* **Study questions**
**1)** Copy the part of the forum thread on ADHD and excessive talking starting with "I'm so glad" and going on through "harder than others!".
**2)** In the forum thread on ADHD and excessive talking, what got rid of one parent's kid's non-stop talking?
**3)** Resume the forum thread on ADHD and excessive talking from its last sentence and write what comes next.

* **Text passage**
======

ADHD and excessive talking-- what helped?

Anonymous
No change in meds, so what might cause an increase in talking for a child with ADHD? Excitement/nervousness about the new school year? Any ideas to help?
Anonymous
My kid is the same way and it's definitely worse since school started. Agree it's probably the excitement, only thing that works is for me to leave the room!
Anonymous
Medication got rid of my kid's non-stop talking. I still think it's so weird that an amphetamine would cause my hyper kid to calm down but it does. Maybe the medication is not the right one or the right dosage.
Anonymous
Puberty. My blabber mouth stopped talking so much once pubertt hit.
In the meantime find a good wine
Anonymous
OP here. Thanks to those who replied. Just seems like, in the past week or so, DS couldn't help but say every thought that came into his head. I usually love listening to his thoughts and ideas, but sometimes we're trying to leave the house in a rush, or someone else is trying to talk. I feel guilty when I ask him to stop talking so much. It was a little better today, though. I think the medication is just right, but we're having a rough go of things this past week. Suspect it's just the change of a new school year.

I'm so glad to have this forum to reach out to other parents of kids with ADHD. Our kids are amazing in so many ways, but some days are harder than others!

======

* **Supplied material**
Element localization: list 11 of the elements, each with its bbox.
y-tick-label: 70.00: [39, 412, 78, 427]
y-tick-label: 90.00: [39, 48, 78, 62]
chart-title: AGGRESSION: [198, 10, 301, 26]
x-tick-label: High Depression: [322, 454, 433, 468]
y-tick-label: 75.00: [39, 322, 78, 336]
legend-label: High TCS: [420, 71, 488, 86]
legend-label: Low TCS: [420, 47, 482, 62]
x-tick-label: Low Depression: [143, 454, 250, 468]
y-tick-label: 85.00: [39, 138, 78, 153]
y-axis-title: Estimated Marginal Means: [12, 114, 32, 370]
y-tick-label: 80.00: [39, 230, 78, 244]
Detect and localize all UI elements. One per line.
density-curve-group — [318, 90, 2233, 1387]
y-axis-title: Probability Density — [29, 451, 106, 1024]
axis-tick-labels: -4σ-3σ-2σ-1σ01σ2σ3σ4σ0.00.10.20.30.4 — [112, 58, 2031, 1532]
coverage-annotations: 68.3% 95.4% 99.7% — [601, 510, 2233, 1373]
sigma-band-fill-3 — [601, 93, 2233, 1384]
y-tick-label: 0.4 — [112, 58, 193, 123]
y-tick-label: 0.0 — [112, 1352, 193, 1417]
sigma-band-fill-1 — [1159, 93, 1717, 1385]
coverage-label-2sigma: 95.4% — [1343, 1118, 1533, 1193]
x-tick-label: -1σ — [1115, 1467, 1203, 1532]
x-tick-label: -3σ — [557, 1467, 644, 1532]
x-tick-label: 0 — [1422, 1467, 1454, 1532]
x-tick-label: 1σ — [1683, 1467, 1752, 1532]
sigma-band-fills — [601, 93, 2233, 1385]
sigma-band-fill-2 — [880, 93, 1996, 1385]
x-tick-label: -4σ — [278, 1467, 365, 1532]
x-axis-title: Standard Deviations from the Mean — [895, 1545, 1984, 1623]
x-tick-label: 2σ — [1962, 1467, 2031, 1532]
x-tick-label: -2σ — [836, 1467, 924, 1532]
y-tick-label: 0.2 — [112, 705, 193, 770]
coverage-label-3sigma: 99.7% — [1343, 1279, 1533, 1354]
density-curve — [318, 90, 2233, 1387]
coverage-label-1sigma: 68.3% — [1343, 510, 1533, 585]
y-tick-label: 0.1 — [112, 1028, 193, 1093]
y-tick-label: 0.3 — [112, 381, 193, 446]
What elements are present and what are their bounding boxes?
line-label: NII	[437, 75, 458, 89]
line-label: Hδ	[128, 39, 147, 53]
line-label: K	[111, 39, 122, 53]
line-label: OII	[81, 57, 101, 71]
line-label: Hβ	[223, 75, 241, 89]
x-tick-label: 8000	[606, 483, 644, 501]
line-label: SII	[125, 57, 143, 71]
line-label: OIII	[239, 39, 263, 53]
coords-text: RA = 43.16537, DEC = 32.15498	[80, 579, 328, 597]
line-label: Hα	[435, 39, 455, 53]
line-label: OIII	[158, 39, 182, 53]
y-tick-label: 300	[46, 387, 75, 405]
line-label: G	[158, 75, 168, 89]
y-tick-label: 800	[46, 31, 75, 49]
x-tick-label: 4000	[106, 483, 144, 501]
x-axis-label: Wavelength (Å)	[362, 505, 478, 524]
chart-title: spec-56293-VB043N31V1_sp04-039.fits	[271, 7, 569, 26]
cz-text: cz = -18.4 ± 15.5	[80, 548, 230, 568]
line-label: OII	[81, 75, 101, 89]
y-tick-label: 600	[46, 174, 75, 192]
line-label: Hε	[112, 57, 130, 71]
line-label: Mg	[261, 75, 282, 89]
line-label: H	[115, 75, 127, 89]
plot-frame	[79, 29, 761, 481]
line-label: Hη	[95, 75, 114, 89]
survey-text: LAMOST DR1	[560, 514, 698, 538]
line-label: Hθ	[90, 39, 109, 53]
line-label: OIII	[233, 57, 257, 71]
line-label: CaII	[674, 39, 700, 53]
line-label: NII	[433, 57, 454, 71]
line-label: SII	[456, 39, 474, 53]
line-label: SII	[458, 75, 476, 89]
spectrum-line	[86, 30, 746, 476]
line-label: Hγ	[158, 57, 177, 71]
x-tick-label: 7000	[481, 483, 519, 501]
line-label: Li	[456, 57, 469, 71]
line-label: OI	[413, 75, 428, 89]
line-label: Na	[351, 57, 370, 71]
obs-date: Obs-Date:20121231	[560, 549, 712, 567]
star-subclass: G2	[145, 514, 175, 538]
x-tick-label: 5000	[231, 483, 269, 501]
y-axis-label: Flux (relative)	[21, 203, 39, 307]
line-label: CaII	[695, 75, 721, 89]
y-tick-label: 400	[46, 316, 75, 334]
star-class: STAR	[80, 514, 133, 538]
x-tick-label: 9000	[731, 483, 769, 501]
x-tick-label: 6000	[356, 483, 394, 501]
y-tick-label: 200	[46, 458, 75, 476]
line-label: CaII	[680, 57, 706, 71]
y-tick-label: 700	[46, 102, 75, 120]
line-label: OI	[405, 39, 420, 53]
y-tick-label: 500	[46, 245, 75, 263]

======

* **Solved problems**
**1)**
I'm so glad to have this forum to reach out to other parents of kids with ADHD. Our kids are amazing in so many ways, but some days are harder than others!

**2)** Medication.

**3)**
Anonymous
OP right there with you - we are seeing an increase in talking and hyperactivity more generally as school approached together with the stimulation of seeing DC's classmates via zoom after months of sequestration. Solidarity.
Anonymous
Anonymous wrote:Puberty. My blabber mouth stopped talking so much once pubertt hit.
In the meantime find a good wine



Yep.

-mom to a monosyllabic 15 yr old boy
Anonymous
I didn't see the age of your child.

I used to listen, or pretend to listen. Then I realized that I needed to train him to be a better conversationalist, take turns in speaking, teach him to pick up on social cues etc. These are life skills that will help him develop better relationships. Because peers aren't going to humor him, they will find someone else.

It sounds like he will need gentle but explicit instruction on this. You can point out how long he's been talking without a break, ask him if his listener looks engaged and why/not, did he give the other person a chance to speak, did he choose the topic, etc. Of course this needs to be done gently so you could use a lot of questions. Like sometimes I'm in the middle of something and DS will come in chattering, and I will say "does this look like a good time to start a conversation?"
Anonymous
Anonymous wrote:I didn't see the age of your child.

I used to listen, or pretend to listen. Then I realized that I needed to train him to be a better conversationalist, take turns in speaking, teach him to pick up on social cues etc. These are life skills that will help him develop better relationships. Because peers aren't going to humor him, they will find someone else.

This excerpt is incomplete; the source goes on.